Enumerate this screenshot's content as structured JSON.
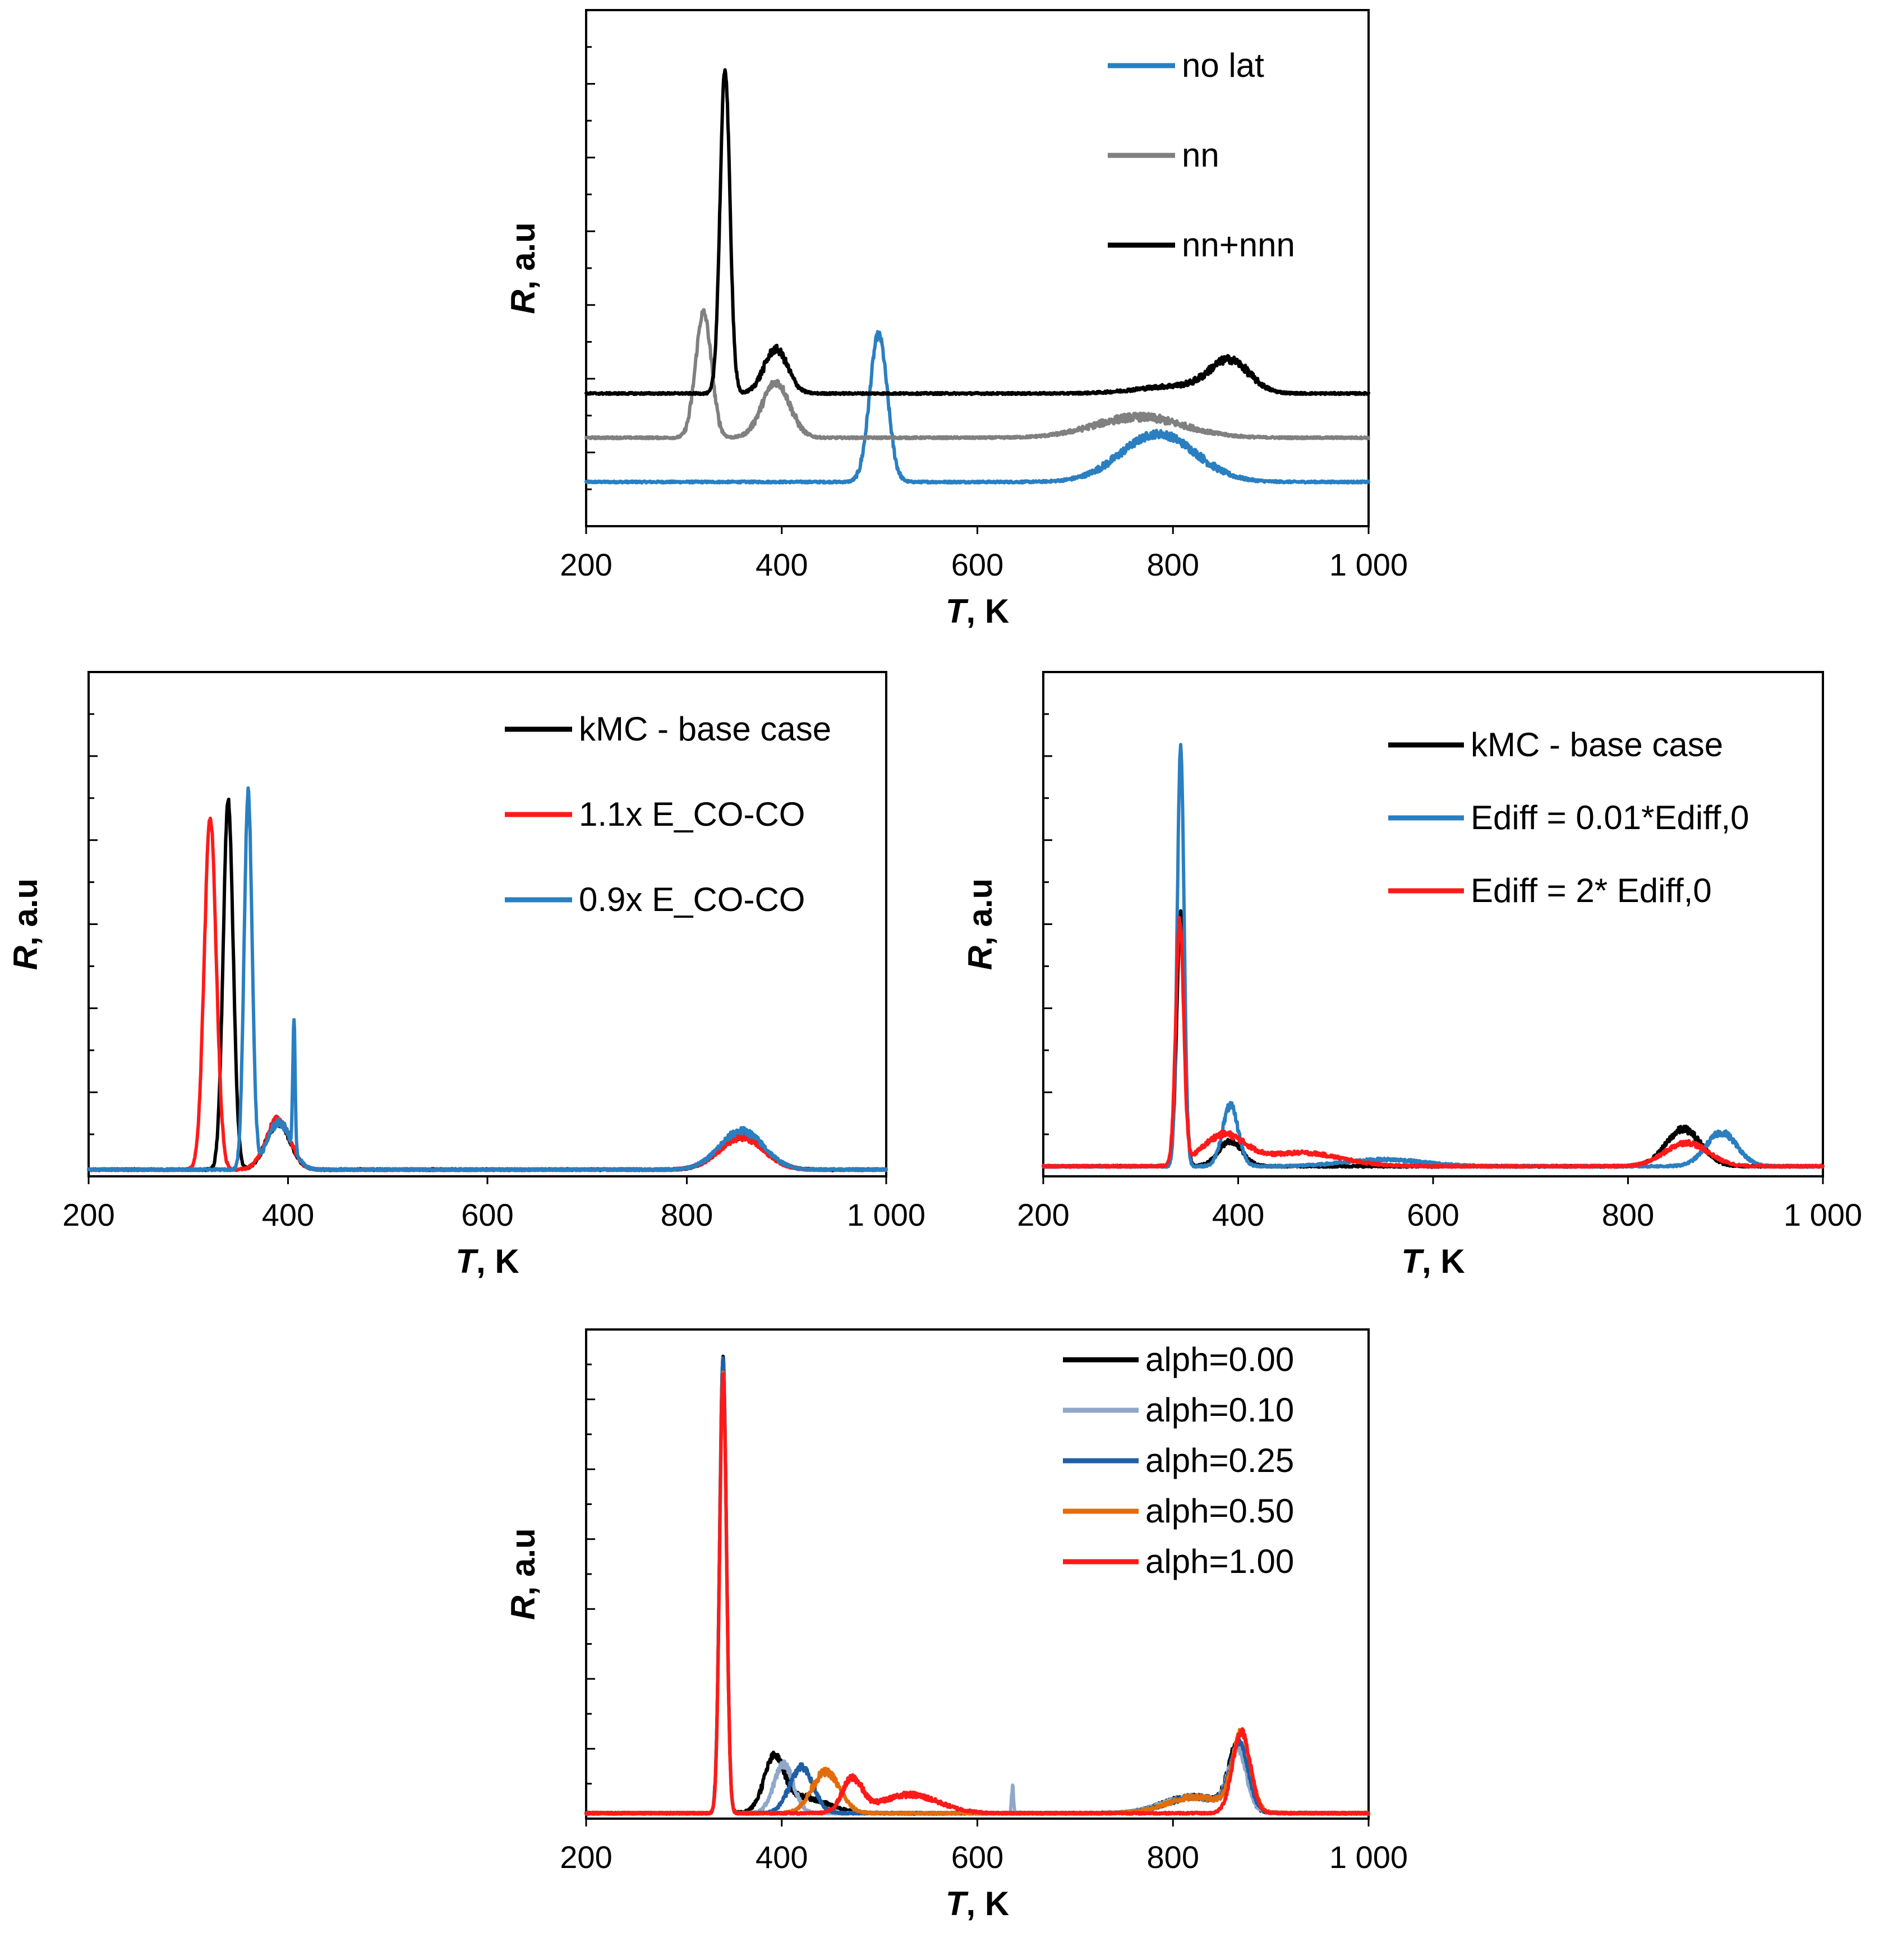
{
  "chart_data": [
    {
      "id": "top",
      "type": "line",
      "title": "",
      "xlabel_italic": "T",
      "xlabel_rest": ", K",
      "ylabel_italic": "R",
      "ylabel_rest": ", a.u",
      "xlim": [
        200,
        1000
      ],
      "xticks": [
        200,
        400,
        600,
        800,
        1000
      ],
      "xtick_labels": [
        "200",
        "400",
        "600",
        "800",
        "1 000"
      ],
      "ylim": [
        0,
        7
      ],
      "legend_position": "top-right",
      "series": [
        {
          "name": "no lat",
          "color": "#2a7fc1",
          "baseline": 0.6,
          "peaks": [
            {
              "x": 499,
              "h": 2.0,
              "w": 9
            },
            {
              "x": 785,
              "h": 0.65,
              "w": 38
            }
          ]
        },
        {
          "name": "nn",
          "color": "#808080",
          "baseline": 1.2,
          "peaks": [
            {
              "x": 320,
              "h": 1.7,
              "w": 8
            },
            {
              "x": 394,
              "h": 0.75,
              "w": 14
            },
            {
              "x": 765,
              "h": 0.28,
              "w": 45
            }
          ]
        },
        {
          "name": "nn+nnn",
          "color": "#000000",
          "baseline": 1.8,
          "peaks": [
            {
              "x": 342,
              "h": 4.4,
              "w": 5
            },
            {
              "x": 394,
              "h": 0.6,
              "w": 12
            },
            {
              "x": 858,
              "h": 0.42,
              "w": 20
            },
            {
              "x": 805,
              "h": 0.1,
              "w": 40
            }
          ]
        }
      ]
    },
    {
      "id": "middle-left",
      "type": "line",
      "title": "",
      "xlabel_italic": "T",
      "xlabel_rest": ", K",
      "ylabel_italic": "R",
      "ylabel_rest": ", a.u",
      "xlim": [
        200,
        1000
      ],
      "xticks": [
        200,
        400,
        600,
        800,
        1000
      ],
      "xtick_labels": [
        "200",
        "400",
        "600",
        "800",
        "1 000"
      ],
      "ylim": [
        0,
        3
      ],
      "legend_position": "top-right",
      "series": [
        {
          "name": "kMC - base case",
          "color": "#000000",
          "baseline": 0.04,
          "peaks": [
            {
              "x": 340,
              "h": 2.2,
              "w": 5
            },
            {
              "x": 390,
              "h": 0.28,
              "w": 12
            },
            {
              "x": 855,
              "h": 0.2,
              "w": 22
            }
          ]
        },
        {
          "name": "1.1x E_CO-CO",
          "color": "#ff1a1a",
          "baseline": 0.04,
          "peaks": [
            {
              "x": 322,
              "h": 2.1,
              "w": 6
            },
            {
              "x": 390,
              "h": 0.3,
              "w": 12
            },
            {
              "x": 855,
              "h": 0.19,
              "w": 22
            }
          ]
        },
        {
          "name": "0.9x E_CO-CO",
          "color": "#2a7fc1",
          "baseline": 0.04,
          "peaks": [
            {
              "x": 360,
              "h": 2.24,
              "w": 4
            },
            {
              "x": 391,
              "h": 0.28,
              "w": 12
            },
            {
              "x": 406,
              "h": 0.75,
              "w": 1.2
            },
            {
              "x": 855,
              "h": 0.23,
              "w": 22
            }
          ]
        }
      ]
    },
    {
      "id": "middle-right",
      "type": "line",
      "title": "",
      "xlabel_italic": "T",
      "xlabel_rest": ", K",
      "ylabel_italic": "R",
      "ylabel_rest": ", a.u",
      "xlim": [
        200,
        1000
      ],
      "xticks": [
        200,
        400,
        600,
        800,
        1000
      ],
      "xtick_labels": [
        "200",
        "400",
        "600",
        "800",
        "1 000"
      ],
      "ylim": [
        0,
        3
      ],
      "legend_position": "top-right",
      "series": [
        {
          "name": "kMC - base case",
          "color": "#000000",
          "baseline": 0.06,
          "peaks": [
            {
              "x": 341,
              "h": 1.5,
              "w": 4
            },
            {
              "x": 392,
              "h": 0.15,
              "w": 12
            },
            {
              "x": 857,
              "h": 0.22,
              "w": 18
            }
          ]
        },
        {
          "name": "Ediff = 0.01*Ediff,0",
          "color": "#2a7fc1",
          "baseline": 0.06,
          "peaks": [
            {
              "x": 341,
              "h": 2.5,
              "w": 3.5
            },
            {
              "x": 392,
              "h": 0.36,
              "w": 8
            },
            {
              "x": 896,
              "h": 0.2,
              "w": 16
            },
            {
              "x": 550,
              "h": 0.04,
              "w": 40
            }
          ]
        },
        {
          "name": "Ediff = 2* Ediff,0",
          "color": "#ff1a1a",
          "baseline": 0.06,
          "peaks": [
            {
              "x": 340,
              "h": 1.45,
              "w": 4
            },
            {
              "x": 385,
              "h": 0.18,
              "w": 22
            },
            {
              "x": 465,
              "h": 0.08,
              "w": 40
            },
            {
              "x": 860,
              "h": 0.14,
              "w": 22
            }
          ]
        }
      ]
    },
    {
      "id": "bottom",
      "type": "line",
      "title": "",
      "xlabel_italic": "T",
      "xlabel_rest": ", K",
      "ylabel_italic": "R",
      "ylabel_rest": ", a.u",
      "xlim": [
        200,
        1000
      ],
      "xticks": [
        200,
        400,
        600,
        800,
        1000
      ],
      "xtick_labels": [
        "200",
        "400",
        "600",
        "800",
        "1 000"
      ],
      "ylim": [
        0,
        4.5
      ],
      "legend_position": "top-right",
      "series": [
        {
          "name": "alph=0.00",
          "color": "#000000",
          "baseline": 0.05,
          "peaks": [
            {
              "x": 340,
              "h": 4.2,
              "w": 3.5
            },
            {
              "x": 392,
              "h": 0.45,
              "w": 10
            },
            {
              "x": 420,
              "h": 0.15,
              "w": 25
            },
            {
              "x": 866,
              "h": 0.6,
              "w": 9
            },
            {
              "x": 820,
              "h": 0.15,
              "w": 30
            }
          ]
        },
        {
          "name": "alph=0.10",
          "color": "#8fa8c8",
          "baseline": 0.05,
          "peaks": [
            {
              "x": 340,
              "h": 4.2,
              "w": 3.5
            },
            {
              "x": 402,
              "h": 0.45,
              "w": 10
            },
            {
              "x": 636,
              "h": 0.25,
              "w": 1
            },
            {
              "x": 866,
              "h": 0.55,
              "w": 9
            },
            {
              "x": 820,
              "h": 0.15,
              "w": 30
            }
          ]
        },
        {
          "name": "alph=0.25",
          "color": "#1f5fa6",
          "baseline": 0.05,
          "peaks": [
            {
              "x": 340,
              "h": 4.2,
              "w": 3.5
            },
            {
              "x": 420,
              "h": 0.42,
              "w": 12
            },
            {
              "x": 868,
              "h": 0.6,
              "w": 9
            },
            {
              "x": 825,
              "h": 0.15,
              "w": 30
            }
          ]
        },
        {
          "name": "alph=0.50",
          "color": "#e36c0a",
          "baseline": 0.05,
          "peaks": [
            {
              "x": 340,
              "h": 4.05,
              "w": 3.5
            },
            {
              "x": 445,
              "h": 0.38,
              "w": 14
            },
            {
              "x": 870,
              "h": 0.7,
              "w": 9
            },
            {
              "x": 825,
              "h": 0.15,
              "w": 30
            }
          ]
        },
        {
          "name": "alph=1.00",
          "color": "#ff1a1a",
          "baseline": 0.05,
          "peaks": [
            {
              "x": 340,
              "h": 4.05,
              "w": 3.5
            },
            {
              "x": 472,
              "h": 0.3,
              "w": 10
            },
            {
              "x": 530,
              "h": 0.17,
              "w": 30
            },
            {
              "x": 870,
              "h": 0.75,
              "w": 9
            }
          ]
        }
      ]
    }
  ]
}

- Description of the task: Each record should be quoted exactly, with the images omitted.

- Expected answer:
Enumerate this screenshot's content as structured JSON.
{
  "chart_data": [
    {
      "id": "top",
      "type": "line",
      "title": "",
      "xlabel_italic": "T",
      "xlabel_rest": ", K",
      "ylabel_italic": "R",
      "ylabel_rest": ", a.u",
      "xlim": [
        200,
        1000
      ],
      "xticks": [
        200,
        400,
        600,
        800,
        1000
      ],
      "xtick_labels": [
        "200",
        "400",
        "600",
        "800",
        "1 000"
      ],
      "ylim": [
        0,
        7
      ],
      "legend_position": "top-right",
      "series": [
        {
          "name": "no lat",
          "color": "#2a7fc1",
          "baseline": 0.6,
          "peaks": [
            {
              "x": 499,
              "h": 2.0,
              "w": 9
            },
            {
              "x": 785,
              "h": 0.65,
              "w": 38
            }
          ]
        },
        {
          "name": "nn",
          "color": "#808080",
          "baseline": 1.2,
          "peaks": [
            {
              "x": 320,
              "h": 1.7,
              "w": 8
            },
            {
              "x": 394,
              "h": 0.75,
              "w": 14
            },
            {
              "x": 765,
              "h": 0.28,
              "w": 45
            }
          ]
        },
        {
          "name": "nn+nnn",
          "color": "#000000",
          "baseline": 1.8,
          "peaks": [
            {
              "x": 342,
              "h": 4.4,
              "w": 5
            },
            {
              "x": 394,
              "h": 0.6,
              "w": 12
            },
            {
              "x": 858,
              "h": 0.42,
              "w": 20
            },
            {
              "x": 805,
              "h": 0.1,
              "w": 40
            }
          ]
        }
      ]
    },
    {
      "id": "middle-left",
      "type": "line",
      "title": "",
      "xlabel_italic": "T",
      "xlabel_rest": ", K",
      "ylabel_italic": "R",
      "ylabel_rest": ", a.u",
      "xlim": [
        200,
        1000
      ],
      "xticks": [
        200,
        400,
        600,
        800,
        1000
      ],
      "xtick_labels": [
        "200",
        "400",
        "600",
        "800",
        "1 000"
      ],
      "ylim": [
        0,
        3
      ],
      "legend_position": "top-right",
      "series": [
        {
          "name": "kMC - base case",
          "color": "#000000",
          "baseline": 0.04,
          "peaks": [
            {
              "x": 340,
              "h": 2.2,
              "w": 5
            },
            {
              "x": 390,
              "h": 0.28,
              "w": 12
            },
            {
              "x": 855,
              "h": 0.2,
              "w": 22
            }
          ]
        },
        {
          "name": "1.1x E_CO-CO",
          "color": "#ff1a1a",
          "baseline": 0.04,
          "peaks": [
            {
              "x": 322,
              "h": 2.1,
              "w": 6
            },
            {
              "x": 390,
              "h": 0.3,
              "w": 12
            },
            {
              "x": 855,
              "h": 0.19,
              "w": 22
            }
          ]
        },
        {
          "name": "0.9x E_CO-CO",
          "color": "#2a7fc1",
          "baseline": 0.04,
          "peaks": [
            {
              "x": 360,
              "h": 2.24,
              "w": 4
            },
            {
              "x": 391,
              "h": 0.28,
              "w": 12
            },
            {
              "x": 406,
              "h": 0.75,
              "w": 1.2
            },
            {
              "x": 855,
              "h": 0.23,
              "w": 22
            }
          ]
        }
      ]
    },
    {
      "id": "middle-right",
      "type": "line",
      "title": "",
      "xlabel_italic": "T",
      "xlabel_rest": ", K",
      "ylabel_italic": "R",
      "ylabel_rest": ", a.u",
      "xlim": [
        200,
        1000
      ],
      "xticks": [
        200,
        400,
        600,
        800,
        1000
      ],
      "xtick_labels": [
        "200",
        "400",
        "600",
        "800",
        "1 000"
      ],
      "ylim": [
        0,
        3
      ],
      "legend_position": "top-right",
      "series": [
        {
          "name": "kMC - base case",
          "color": "#000000",
          "baseline": 0.06,
          "peaks": [
            {
              "x": 341,
              "h": 1.5,
              "w": 4
            },
            {
              "x": 392,
              "h": 0.15,
              "w": 12
            },
            {
              "x": 857,
              "h": 0.22,
              "w": 18
            }
          ]
        },
        {
          "name": "Ediff = 0.01*Ediff,0",
          "color": "#2a7fc1",
          "baseline": 0.06,
          "peaks": [
            {
              "x": 341,
              "h": 2.5,
              "w": 3.5
            },
            {
              "x": 392,
              "h": 0.36,
              "w": 8
            },
            {
              "x": 896,
              "h": 0.2,
              "w": 16
            },
            {
              "x": 550,
              "h": 0.04,
              "w": 40
            }
          ]
        },
        {
          "name": "Ediff = 2* Ediff,0",
          "color": "#ff1a1a",
          "baseline": 0.06,
          "peaks": [
            {
              "x": 340,
              "h": 1.45,
              "w": 4
            },
            {
              "x": 385,
              "h": 0.18,
              "w": 22
            },
            {
              "x": 465,
              "h": 0.08,
              "w": 40
            },
            {
              "x": 860,
              "h": 0.14,
              "w": 22
            }
          ]
        }
      ]
    },
    {
      "id": "bottom",
      "type": "line",
      "title": "",
      "xlabel_italic": "T",
      "xlabel_rest": ", K",
      "ylabel_italic": "R",
      "ylabel_rest": ", a.u",
      "xlim": [
        200,
        1000
      ],
      "xticks": [
        200,
        400,
        600,
        800,
        1000
      ],
      "xtick_labels": [
        "200",
        "400",
        "600",
        "800",
        "1 000"
      ],
      "ylim": [
        0,
        4.5
      ],
      "legend_position": "top-right",
      "series": [
        {
          "name": "alph=0.00",
          "color": "#000000",
          "baseline": 0.05,
          "peaks": [
            {
              "x": 340,
              "h": 4.2,
              "w": 3.5
            },
            {
              "x": 392,
              "h": 0.45,
              "w": 10
            },
            {
              "x": 420,
              "h": 0.15,
              "w": 25
            },
            {
              "x": 866,
              "h": 0.6,
              "w": 9
            },
            {
              "x": 820,
              "h": 0.15,
              "w": 30
            }
          ]
        },
        {
          "name": "alph=0.10",
          "color": "#8fa8c8",
          "baseline": 0.05,
          "peaks": [
            {
              "x": 340,
              "h": 4.2,
              "w": 3.5
            },
            {
              "x": 402,
              "h": 0.45,
              "w": 10
            },
            {
              "x": 636,
              "h": 0.25,
              "w": 1
            },
            {
              "x": 866,
              "h": 0.55,
              "w": 9
            },
            {
              "x": 820,
              "h": 0.15,
              "w": 30
            }
          ]
        },
        {
          "name": "alph=0.25",
          "color": "#1f5fa6",
          "baseline": 0.05,
          "peaks": [
            {
              "x": 340,
              "h": 4.2,
              "w": 3.5
            },
            {
              "x": 420,
              "h": 0.42,
              "w": 12
            },
            {
              "x": 868,
              "h": 0.6,
              "w": 9
            },
            {
              "x": 825,
              "h": 0.15,
              "w": 30
            }
          ]
        },
        {
          "name": "alph=0.50",
          "color": "#e36c0a",
          "baseline": 0.05,
          "peaks": [
            {
              "x": 340,
              "h": 4.05,
              "w": 3.5
            },
            {
              "x": 445,
              "h": 0.38,
              "w": 14
            },
            {
              "x": 870,
              "h": 0.7,
              "w": 9
            },
            {
              "x": 825,
              "h": 0.15,
              "w": 30
            }
          ]
        },
        {
          "name": "alph=1.00",
          "color": "#ff1a1a",
          "baseline": 0.05,
          "peaks": [
            {
              "x": 340,
              "h": 4.05,
              "w": 3.5
            },
            {
              "x": 472,
              "h": 0.3,
              "w": 10
            },
            {
              "x": 530,
              "h": 0.17,
              "w": 30
            },
            {
              "x": 870,
              "h": 0.75,
              "w": 9
            }
          ]
        }
      ]
    }
  ]
}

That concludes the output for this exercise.